#### BRIEF
Reproduce each line bearing the word "mains".

>> Start DATASET ENTRIES

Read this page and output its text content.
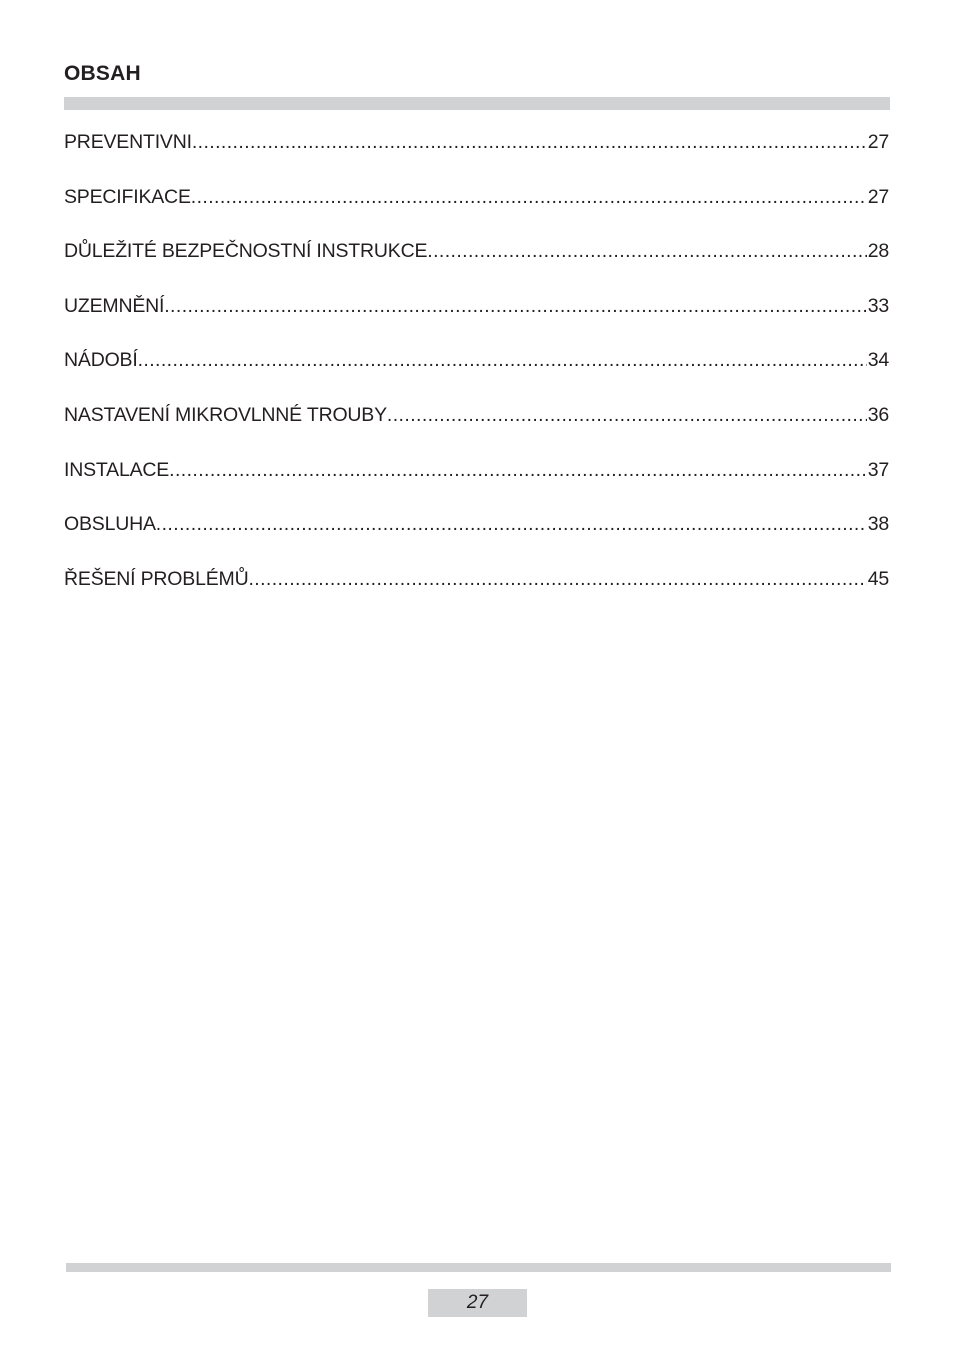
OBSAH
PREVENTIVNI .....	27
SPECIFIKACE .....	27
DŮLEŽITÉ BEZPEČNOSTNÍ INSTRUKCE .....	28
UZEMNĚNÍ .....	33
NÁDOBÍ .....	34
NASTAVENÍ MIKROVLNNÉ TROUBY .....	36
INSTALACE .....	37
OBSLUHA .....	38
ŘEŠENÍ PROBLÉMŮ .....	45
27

>> End DATASET ENTRIES
>> Start DATASET ENTRIES

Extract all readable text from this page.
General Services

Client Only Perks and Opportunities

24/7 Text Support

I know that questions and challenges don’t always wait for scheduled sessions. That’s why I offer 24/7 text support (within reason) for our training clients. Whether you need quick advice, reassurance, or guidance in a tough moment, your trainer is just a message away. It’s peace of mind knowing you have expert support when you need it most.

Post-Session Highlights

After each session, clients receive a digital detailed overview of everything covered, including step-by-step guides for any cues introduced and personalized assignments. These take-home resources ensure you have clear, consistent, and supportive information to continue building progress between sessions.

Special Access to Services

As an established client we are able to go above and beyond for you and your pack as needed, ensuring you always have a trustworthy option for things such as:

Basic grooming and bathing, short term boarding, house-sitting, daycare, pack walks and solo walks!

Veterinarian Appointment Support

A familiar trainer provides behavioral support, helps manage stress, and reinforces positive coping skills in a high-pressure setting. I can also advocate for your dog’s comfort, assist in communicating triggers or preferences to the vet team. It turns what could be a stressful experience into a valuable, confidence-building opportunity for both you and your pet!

>> End DATASET ENTRIES
>> Start DATASET ENTRIES

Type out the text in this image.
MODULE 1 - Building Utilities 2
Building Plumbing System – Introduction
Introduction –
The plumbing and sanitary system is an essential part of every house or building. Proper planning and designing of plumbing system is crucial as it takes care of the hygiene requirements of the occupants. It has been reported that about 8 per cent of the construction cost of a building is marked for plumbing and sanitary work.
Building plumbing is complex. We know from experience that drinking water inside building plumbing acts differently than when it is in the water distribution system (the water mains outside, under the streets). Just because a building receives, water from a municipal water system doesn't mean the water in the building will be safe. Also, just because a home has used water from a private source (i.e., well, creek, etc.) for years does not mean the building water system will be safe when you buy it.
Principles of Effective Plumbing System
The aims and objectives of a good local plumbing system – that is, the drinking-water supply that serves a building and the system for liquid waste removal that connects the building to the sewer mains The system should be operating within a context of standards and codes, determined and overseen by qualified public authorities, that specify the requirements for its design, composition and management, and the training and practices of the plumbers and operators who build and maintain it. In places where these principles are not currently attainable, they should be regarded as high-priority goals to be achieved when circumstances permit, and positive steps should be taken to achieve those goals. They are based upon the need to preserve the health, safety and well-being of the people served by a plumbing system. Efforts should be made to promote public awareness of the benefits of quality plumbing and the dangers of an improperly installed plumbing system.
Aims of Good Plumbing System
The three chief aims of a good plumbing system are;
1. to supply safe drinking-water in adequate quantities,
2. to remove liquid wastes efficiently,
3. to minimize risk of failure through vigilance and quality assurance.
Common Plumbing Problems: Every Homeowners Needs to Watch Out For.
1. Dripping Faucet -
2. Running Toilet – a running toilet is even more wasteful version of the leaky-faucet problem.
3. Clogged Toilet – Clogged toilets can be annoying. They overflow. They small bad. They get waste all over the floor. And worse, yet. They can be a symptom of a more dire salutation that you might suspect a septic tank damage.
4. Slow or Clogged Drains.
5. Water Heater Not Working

>> End DATASET ENTRIES

#### WRITTEN RESPONSE
Building plumbing is complex. We know from experience that drinking water inside building plumbing acts differently than when it is in the water distribution system (the water mains outside, under the streets). Just because a building receives, water from a municipal water system doesn't mean the water in the building will be safe. Also, just because a home has used water from a private source (i.e., well, creek, etc.) for years does not mean the building water system will be safe when you buy it.
The aims and objectives of a good local plumbing system – that is, the drinking-water supply that serves a building and the system for liquid waste removal that connects the building to the sewer mains The system should be operating within a context of standards and codes, determined and overseen by qualified public authorities, that specify the requirements for its design, composition and management, and the training and practices of the plumbers and operators who build and maintain it. In places where these principles are not currently attainable, they should be regarded as high-priority goals to be achieved when circumstances permit, and positive steps should be taken to achieve those goals. They are based upon the need to preserve the health, safety and well-being of the people served by a plumbing system. Efforts should be made to promote public awareness of the benefits of quality plumbing and the dangers of an improperly installed plumbing system.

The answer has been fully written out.